§ **AVAILABLE RECORDS**
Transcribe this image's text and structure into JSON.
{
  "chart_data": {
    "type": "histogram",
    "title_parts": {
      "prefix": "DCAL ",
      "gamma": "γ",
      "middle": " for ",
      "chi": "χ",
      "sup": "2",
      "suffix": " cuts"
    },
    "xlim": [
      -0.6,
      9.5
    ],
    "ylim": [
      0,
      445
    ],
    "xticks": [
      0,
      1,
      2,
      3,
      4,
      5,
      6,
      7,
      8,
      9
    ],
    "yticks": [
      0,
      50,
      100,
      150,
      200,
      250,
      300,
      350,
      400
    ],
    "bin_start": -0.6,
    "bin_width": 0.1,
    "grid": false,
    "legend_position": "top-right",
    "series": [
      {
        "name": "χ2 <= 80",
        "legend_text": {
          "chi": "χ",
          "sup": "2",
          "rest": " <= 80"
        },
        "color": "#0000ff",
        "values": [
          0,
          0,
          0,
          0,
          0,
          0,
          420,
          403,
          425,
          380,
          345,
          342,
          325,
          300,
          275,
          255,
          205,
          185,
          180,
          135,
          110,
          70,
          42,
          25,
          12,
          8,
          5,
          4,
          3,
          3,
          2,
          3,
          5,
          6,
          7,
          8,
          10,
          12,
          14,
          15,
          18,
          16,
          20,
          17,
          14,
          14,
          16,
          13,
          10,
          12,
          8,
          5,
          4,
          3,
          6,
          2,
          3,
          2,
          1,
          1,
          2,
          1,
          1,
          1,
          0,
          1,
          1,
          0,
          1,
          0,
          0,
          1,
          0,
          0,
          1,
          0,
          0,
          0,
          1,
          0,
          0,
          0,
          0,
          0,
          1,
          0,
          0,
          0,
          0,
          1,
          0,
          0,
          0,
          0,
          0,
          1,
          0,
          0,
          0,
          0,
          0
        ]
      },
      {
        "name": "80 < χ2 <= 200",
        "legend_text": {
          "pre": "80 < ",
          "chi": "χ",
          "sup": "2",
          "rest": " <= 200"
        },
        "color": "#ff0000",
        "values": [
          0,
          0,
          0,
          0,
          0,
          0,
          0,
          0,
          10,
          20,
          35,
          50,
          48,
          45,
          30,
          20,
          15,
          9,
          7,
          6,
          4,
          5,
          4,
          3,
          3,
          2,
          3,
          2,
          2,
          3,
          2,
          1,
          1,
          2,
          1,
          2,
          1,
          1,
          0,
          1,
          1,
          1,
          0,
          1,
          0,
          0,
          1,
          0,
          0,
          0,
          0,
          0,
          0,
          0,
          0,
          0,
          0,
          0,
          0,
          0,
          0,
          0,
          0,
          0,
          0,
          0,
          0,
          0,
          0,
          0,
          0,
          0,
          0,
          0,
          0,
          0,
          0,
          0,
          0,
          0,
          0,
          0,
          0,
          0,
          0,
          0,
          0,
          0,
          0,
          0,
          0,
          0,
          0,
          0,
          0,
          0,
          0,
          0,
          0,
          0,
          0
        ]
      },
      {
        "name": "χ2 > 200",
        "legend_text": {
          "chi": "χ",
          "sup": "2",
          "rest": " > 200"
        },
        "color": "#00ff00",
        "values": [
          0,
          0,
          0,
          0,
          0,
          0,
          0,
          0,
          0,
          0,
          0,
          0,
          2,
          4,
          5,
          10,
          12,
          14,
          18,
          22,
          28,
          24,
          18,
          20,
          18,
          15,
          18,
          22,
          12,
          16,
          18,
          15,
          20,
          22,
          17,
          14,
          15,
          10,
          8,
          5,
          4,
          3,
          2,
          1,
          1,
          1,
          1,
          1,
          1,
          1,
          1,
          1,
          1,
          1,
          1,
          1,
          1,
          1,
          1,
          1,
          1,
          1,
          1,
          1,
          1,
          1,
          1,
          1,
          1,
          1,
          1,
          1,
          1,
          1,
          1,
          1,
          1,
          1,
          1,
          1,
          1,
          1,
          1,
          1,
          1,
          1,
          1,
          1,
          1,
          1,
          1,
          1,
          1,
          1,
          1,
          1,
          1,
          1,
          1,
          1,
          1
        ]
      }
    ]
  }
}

§ **TASK BRIEF**
Tally the lines of the listing in which the word "color" occurs, and state the total alone.

§ **EXERCISE RESPONSE**
3